Objective
Find the word "岫庐八十自述" in the material below and gather every line that contains it.
▼
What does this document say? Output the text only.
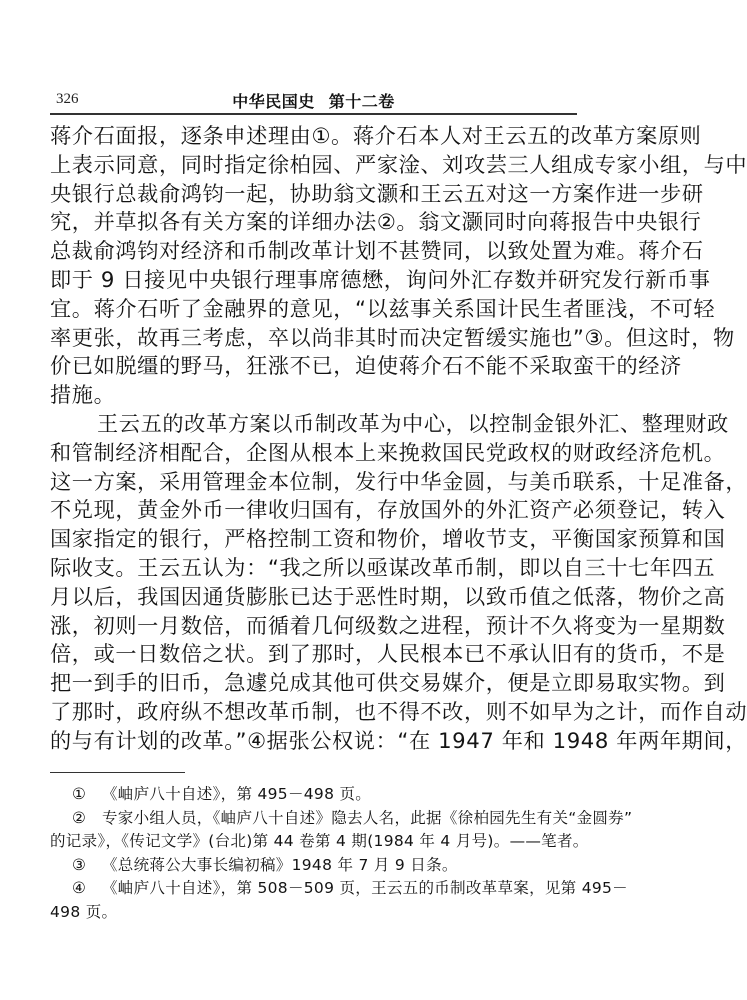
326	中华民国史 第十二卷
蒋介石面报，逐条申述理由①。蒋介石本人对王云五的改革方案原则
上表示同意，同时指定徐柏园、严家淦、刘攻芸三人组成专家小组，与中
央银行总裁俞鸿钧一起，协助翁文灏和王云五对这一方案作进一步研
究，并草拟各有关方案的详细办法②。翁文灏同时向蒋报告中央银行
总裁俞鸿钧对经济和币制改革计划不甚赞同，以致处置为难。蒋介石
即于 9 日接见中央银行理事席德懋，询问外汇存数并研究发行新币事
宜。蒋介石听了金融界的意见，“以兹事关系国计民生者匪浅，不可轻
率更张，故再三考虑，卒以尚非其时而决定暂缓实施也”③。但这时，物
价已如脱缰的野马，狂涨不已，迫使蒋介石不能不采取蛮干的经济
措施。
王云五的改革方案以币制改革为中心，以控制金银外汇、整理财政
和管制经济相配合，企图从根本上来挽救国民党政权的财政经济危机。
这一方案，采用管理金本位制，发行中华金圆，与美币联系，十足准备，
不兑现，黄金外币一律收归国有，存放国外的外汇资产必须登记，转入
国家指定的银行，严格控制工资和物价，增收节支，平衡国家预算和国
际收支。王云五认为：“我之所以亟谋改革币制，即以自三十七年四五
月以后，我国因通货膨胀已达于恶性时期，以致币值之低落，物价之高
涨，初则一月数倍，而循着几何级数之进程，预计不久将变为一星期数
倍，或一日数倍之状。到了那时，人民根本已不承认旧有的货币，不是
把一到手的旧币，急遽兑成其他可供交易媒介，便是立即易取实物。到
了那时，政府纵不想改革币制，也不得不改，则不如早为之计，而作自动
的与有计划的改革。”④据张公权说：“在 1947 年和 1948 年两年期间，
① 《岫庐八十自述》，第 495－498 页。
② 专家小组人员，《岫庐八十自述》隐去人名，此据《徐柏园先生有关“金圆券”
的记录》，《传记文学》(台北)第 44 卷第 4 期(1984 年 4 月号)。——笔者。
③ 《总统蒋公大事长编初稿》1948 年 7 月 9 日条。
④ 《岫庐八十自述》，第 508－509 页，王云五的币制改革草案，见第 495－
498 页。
▲
Response to this exercise
① 《岫庐八十自述》，第 495－498 页。
② 专家小组人员，《岫庐八十自述》隐去人名，此据《徐柏园先生有关“金圆券”
④ 《岫庐八十自述》，第 508－509 页，王云五的币制改革草案，见第 495－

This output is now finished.